--- Begin MATERIAL ---
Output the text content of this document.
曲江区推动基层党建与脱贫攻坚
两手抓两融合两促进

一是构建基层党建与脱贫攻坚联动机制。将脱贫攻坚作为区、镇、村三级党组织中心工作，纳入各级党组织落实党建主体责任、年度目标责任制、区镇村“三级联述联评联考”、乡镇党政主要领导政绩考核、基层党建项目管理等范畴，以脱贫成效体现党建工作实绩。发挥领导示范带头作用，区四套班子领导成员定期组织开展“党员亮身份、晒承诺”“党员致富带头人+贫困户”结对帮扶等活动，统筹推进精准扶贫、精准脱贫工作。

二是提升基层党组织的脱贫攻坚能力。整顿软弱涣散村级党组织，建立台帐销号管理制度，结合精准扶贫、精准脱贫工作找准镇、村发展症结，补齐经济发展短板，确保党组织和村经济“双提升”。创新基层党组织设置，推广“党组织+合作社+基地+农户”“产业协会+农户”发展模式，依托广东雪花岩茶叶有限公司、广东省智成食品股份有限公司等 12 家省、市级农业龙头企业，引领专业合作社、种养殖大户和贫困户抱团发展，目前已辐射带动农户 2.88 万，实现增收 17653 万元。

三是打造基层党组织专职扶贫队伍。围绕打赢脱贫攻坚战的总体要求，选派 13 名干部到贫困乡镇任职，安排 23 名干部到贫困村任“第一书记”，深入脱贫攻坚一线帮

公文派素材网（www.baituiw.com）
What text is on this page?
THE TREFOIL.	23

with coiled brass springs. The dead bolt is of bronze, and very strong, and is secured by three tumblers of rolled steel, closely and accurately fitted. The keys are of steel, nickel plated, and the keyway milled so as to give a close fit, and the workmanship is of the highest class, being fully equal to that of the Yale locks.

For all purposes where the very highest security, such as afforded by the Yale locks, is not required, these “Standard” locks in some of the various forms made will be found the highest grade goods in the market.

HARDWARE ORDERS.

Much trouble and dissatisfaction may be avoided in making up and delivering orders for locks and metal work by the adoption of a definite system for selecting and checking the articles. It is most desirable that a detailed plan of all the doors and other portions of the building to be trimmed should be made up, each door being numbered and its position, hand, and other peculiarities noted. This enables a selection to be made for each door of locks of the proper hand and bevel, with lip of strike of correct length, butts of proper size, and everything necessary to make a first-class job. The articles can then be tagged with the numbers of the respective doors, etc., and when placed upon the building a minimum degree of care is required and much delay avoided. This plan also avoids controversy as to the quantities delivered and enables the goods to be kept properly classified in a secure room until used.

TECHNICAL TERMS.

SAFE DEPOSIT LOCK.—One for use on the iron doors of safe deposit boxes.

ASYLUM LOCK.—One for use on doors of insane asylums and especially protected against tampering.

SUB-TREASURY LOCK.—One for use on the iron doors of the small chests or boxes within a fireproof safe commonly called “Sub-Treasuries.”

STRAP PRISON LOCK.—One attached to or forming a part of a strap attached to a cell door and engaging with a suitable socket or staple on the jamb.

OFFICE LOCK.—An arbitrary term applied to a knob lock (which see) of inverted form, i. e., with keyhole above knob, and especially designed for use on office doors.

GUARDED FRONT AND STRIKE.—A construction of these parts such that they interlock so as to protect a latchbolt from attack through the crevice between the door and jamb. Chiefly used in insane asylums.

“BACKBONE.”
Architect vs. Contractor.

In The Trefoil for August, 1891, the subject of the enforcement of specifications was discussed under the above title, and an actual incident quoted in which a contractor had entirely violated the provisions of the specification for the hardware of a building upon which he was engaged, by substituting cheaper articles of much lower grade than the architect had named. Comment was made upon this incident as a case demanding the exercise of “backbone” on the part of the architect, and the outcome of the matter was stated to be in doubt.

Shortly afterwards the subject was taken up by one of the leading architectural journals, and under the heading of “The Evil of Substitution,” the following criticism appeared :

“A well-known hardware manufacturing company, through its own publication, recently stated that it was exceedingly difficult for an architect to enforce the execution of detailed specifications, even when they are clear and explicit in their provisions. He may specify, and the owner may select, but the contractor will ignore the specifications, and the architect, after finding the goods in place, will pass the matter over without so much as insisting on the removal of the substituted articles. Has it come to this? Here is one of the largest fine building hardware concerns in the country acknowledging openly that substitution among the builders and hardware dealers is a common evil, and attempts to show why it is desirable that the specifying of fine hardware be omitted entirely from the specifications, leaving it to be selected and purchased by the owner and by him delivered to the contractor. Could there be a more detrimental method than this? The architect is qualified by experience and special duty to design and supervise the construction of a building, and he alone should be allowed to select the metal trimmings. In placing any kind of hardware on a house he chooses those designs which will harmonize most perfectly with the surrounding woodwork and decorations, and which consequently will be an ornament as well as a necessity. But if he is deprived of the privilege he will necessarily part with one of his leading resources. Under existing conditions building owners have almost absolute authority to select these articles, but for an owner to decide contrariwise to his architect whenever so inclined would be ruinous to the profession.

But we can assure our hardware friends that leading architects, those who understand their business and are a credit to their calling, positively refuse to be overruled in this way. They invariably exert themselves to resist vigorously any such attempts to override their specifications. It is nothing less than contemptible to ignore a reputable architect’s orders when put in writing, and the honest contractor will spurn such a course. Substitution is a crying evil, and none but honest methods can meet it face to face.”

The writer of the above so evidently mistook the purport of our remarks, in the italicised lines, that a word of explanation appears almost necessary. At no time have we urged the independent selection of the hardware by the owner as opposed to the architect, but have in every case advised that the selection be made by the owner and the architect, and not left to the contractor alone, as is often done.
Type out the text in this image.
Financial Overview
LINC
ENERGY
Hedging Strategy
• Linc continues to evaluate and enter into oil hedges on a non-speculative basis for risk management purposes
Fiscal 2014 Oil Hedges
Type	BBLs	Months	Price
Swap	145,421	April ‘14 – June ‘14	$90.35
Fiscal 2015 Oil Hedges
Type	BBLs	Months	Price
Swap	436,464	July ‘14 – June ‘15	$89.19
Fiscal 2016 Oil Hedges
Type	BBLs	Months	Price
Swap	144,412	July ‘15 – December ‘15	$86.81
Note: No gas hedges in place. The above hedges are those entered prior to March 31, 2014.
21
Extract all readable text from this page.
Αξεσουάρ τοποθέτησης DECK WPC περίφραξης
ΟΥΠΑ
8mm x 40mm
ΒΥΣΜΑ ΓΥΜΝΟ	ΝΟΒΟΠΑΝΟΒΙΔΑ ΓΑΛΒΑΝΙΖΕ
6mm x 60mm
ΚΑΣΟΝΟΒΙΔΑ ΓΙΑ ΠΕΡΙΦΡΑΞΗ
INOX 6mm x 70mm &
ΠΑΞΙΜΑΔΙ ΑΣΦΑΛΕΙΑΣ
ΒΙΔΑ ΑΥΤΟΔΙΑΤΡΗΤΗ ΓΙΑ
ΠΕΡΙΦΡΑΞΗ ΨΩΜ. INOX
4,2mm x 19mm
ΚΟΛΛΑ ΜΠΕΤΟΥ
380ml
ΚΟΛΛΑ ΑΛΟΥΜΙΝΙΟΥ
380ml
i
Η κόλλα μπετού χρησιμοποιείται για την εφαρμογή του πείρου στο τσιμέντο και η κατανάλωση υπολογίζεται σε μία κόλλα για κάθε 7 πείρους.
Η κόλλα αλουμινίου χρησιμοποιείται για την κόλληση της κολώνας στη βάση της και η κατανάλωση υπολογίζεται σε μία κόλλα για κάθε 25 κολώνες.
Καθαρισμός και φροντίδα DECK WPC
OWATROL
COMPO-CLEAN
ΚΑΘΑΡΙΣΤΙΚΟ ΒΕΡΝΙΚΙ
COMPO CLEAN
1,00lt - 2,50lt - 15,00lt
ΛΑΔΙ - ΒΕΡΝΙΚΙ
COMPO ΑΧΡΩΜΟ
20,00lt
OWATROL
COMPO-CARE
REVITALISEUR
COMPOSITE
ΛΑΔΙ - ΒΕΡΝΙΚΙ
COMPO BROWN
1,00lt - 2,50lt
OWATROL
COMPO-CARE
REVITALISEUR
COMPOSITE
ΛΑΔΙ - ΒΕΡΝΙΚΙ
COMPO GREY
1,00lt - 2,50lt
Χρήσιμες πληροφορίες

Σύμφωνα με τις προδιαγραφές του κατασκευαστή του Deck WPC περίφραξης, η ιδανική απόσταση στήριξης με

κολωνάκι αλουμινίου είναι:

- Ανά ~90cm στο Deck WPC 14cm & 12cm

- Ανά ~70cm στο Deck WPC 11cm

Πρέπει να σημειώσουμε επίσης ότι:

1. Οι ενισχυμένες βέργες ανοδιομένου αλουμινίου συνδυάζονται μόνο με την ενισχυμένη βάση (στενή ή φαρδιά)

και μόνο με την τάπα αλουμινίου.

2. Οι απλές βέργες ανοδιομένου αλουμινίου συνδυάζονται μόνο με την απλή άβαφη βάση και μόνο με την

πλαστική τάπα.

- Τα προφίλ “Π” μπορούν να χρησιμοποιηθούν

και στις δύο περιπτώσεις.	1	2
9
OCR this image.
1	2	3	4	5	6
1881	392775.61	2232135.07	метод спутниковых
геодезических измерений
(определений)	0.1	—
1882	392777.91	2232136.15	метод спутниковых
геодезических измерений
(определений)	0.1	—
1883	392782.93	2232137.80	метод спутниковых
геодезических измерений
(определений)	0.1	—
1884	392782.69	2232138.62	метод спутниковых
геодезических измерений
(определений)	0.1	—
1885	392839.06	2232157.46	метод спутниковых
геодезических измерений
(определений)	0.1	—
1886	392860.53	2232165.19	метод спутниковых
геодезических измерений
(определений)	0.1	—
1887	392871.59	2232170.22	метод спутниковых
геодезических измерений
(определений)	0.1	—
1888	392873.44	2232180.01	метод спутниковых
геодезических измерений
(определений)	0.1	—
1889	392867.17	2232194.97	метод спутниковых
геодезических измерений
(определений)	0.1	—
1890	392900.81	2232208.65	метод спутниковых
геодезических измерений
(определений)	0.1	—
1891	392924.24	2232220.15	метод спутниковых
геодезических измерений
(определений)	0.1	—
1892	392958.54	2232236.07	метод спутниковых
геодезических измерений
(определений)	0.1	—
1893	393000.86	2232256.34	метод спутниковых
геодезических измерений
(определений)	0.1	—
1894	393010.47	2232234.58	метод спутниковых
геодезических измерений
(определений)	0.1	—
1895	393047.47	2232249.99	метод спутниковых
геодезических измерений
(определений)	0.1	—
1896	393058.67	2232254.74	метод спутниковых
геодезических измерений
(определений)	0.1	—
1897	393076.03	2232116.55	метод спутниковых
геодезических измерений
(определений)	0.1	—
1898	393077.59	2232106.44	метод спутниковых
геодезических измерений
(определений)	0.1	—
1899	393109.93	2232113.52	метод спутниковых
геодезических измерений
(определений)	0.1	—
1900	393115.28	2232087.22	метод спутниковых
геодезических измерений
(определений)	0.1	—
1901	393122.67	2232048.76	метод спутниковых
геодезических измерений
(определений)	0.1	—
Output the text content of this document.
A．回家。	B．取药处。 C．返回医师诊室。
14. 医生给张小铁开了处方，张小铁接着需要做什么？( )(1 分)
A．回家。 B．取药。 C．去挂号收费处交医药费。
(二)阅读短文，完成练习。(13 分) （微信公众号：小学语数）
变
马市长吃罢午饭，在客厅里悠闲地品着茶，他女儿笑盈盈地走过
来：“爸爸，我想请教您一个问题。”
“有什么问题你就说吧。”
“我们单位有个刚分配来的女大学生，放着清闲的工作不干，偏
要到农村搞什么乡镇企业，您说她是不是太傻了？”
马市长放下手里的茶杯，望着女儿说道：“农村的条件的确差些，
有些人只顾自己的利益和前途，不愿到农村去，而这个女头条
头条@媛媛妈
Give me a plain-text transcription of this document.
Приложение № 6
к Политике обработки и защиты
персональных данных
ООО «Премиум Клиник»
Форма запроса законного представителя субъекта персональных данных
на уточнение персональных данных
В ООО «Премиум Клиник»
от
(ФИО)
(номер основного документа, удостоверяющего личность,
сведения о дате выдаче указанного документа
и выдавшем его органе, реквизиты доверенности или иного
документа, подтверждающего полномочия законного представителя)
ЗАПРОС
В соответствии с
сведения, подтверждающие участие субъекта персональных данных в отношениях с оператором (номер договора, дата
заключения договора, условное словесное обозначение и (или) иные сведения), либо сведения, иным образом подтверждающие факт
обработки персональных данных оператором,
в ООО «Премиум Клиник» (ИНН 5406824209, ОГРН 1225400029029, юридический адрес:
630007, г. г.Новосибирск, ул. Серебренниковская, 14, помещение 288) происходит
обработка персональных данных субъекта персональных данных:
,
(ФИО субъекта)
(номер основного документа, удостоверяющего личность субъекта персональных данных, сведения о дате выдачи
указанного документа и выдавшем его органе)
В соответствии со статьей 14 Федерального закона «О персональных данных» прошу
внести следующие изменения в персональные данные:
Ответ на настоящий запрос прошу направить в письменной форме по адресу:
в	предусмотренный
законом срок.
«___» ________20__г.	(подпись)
--- End MATERIAL ---
• _WHAT IS NEEDED_
Pull out all lines from the listing that contain the string "документа".

• _EXPECTED OUTPUT_
(номер основного документа, удостоверяющего личность,
сведения о дате выдаче указанного документа
документа, подтверждающего полномочия законного представителя)
(номер основного документа, удостоверяющего личность субъекта персональных данных, сведения о дате выдачи
указанного документа и выдавшем его органе)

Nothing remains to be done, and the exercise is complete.